**抜粋テキスト:**
##########
エズラP: デンマークでは未公開作品。ここに来ていない大勢の人と映画を作りました。東京国際映画祭で賞を獲れたことは、映画のプロモーションにも繋がると思います。光栄で謙虚な気持ちになりました。

【写真】コンペティション部門 審査委員特別賞&最優秀男優賞受賞 映画『氷の季節』ルネ・エズラ (プロデューサー)

Q: どうしてイェスパーさんに演じてもらいたかったのですか?

ノアー監督: イェスパーさんはオープンな人柄で愛情深い、国際的なオーラを放つ男優です。クリント・イーストウッドをより甘くチャーミングにしたような、デンマークの西部劇を撮りたかったのです。

【写真】コンペティション部門 審査委員特別賞&最優秀男優賞受賞 映画『氷の季節』マイケル・ノアー監督、ルネ・エズラ(プロデューサー)、マティルダ・アッペリン(プロデューサー)

<コンペティション部門  最優秀監督賞&最優秀女優賞>
『堕ちた希望』エドアルド・デ・アンジェリス監督

【画像】映画『堕ちた希望』メインカット

Q: 映像作りのこだわりと映画の着想はどこから?

アンジェリス監督: 自分でもよくわかりませんが、寒くて死の感覚が漂っている冬の時期に考えていたような気がします。火をつけて暖まりたいという気持ちを抱いていたことから物語が生まれました。

Q: 美しい場所も汚い場所も、とてもきれいでした。映像へのこだわりは?

アンジェリス監督: 美しきものと醜きもののバランスを意識しました。例えば荒廃している景色と再建していく景色の対比です。どちらが勝つかわからない緊張感のようなものです。

Q: 奥様(ピーナ・トゥルコ/最優秀女優賞)との同時受賞をどう思いましたか?

アンジェリス監督: ある人を愛して深く知るようになると、その人間の隠し持った部分にアクセスするのを許してもらえるようになります。他者に対し隠されていた部分は、本人ですら知らない宝物でもあると思います。ピーナは寛大なことに与えてくれて、映画を通じ観てくれた方に一緒に贈ろうと思いました。

【写真】コンペティション部門 最優秀監督賞&最優秀女優賞 映画『堕ちた希望』 エドアルド・デ・アンジェリス監督

<コンペティション部門 最優秀芸術貢献賞>
『ホワイト・クロウ(原題)』ガブリエル・タナ(プロデューサー)

【画像】映画『ホワイト・クロウ(原題)』メインカット

Q: 舞台に観に行くバレエという芸術を映画に落とし込む上で難しかった部分は?

タナP: まずは、このような賞をいただきお礼を申し上げます。レイフ・ファインズさんはこの場にいませんが、伝えたら喜んでくれると思います。質問に戻りますが、ダンスをフィルムでとらえるのは、試行錯誤の連続。再撮影もありました。撮影監督、振り付け師などいろいろな方との協力で、なんとか乗り越えることができました。

Q: レイフ・ファインズさんは、出演される予定ではなかったとのこと。出演された経緯は?
##########
**データ欄:**
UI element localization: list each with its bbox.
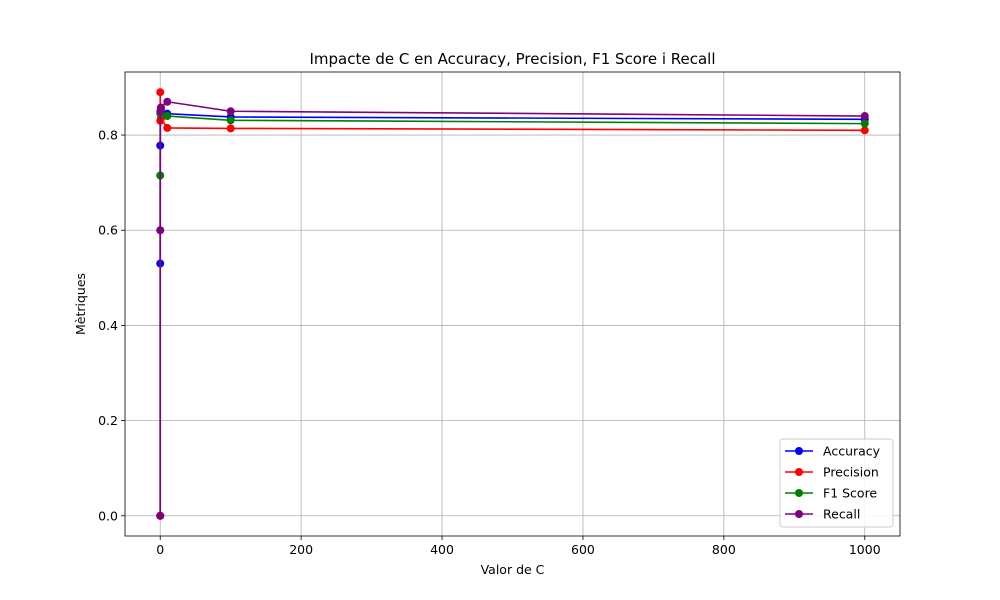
##########
**指示:**
[1] 抜粋テキストで、ノアー監督はどのような西部劇を撮りたかったと述べていますか?
[2] 抜粋テキストのうち、「Q: 美しい場所も汚い場所も、とてもきれいでした。映像へのこだわりは?」を含む語句で始まり「に一緒に贈ろうと思いました。」で終わる部分を、一字一句変えずに再掲してください。

**解答:**
[1] クリント・イーストウッドをより甘くチャーミングにしたような、デンマークの西部劇です。

[2]
Q: 美しい場所も汚い場所も、とてもきれいでした。映像へのこだわりは?

アンジェリス監督: 美しきものと醜きもののバランスを意識しました。例えば荒廃している景色と再建していく景色の対比です。どちらが勝つかわからない緊張感のようなものです。

Q: 奥様(ピーナ・トゥルコ/最優秀女優賞)との同時受賞をどう思いましたか?

アンジェリス監督: ある人を愛して深く知るようになると、その人間の隠し持った部分にアクセスするのを許してもらえるようになります。他者に対し隠されていた部分は、本人ですら知らない宝物でもあると思います。ピーナは寛大なことに与えてくれて、映画を通じ観てくれた方に一緒に贈ろうと思いました。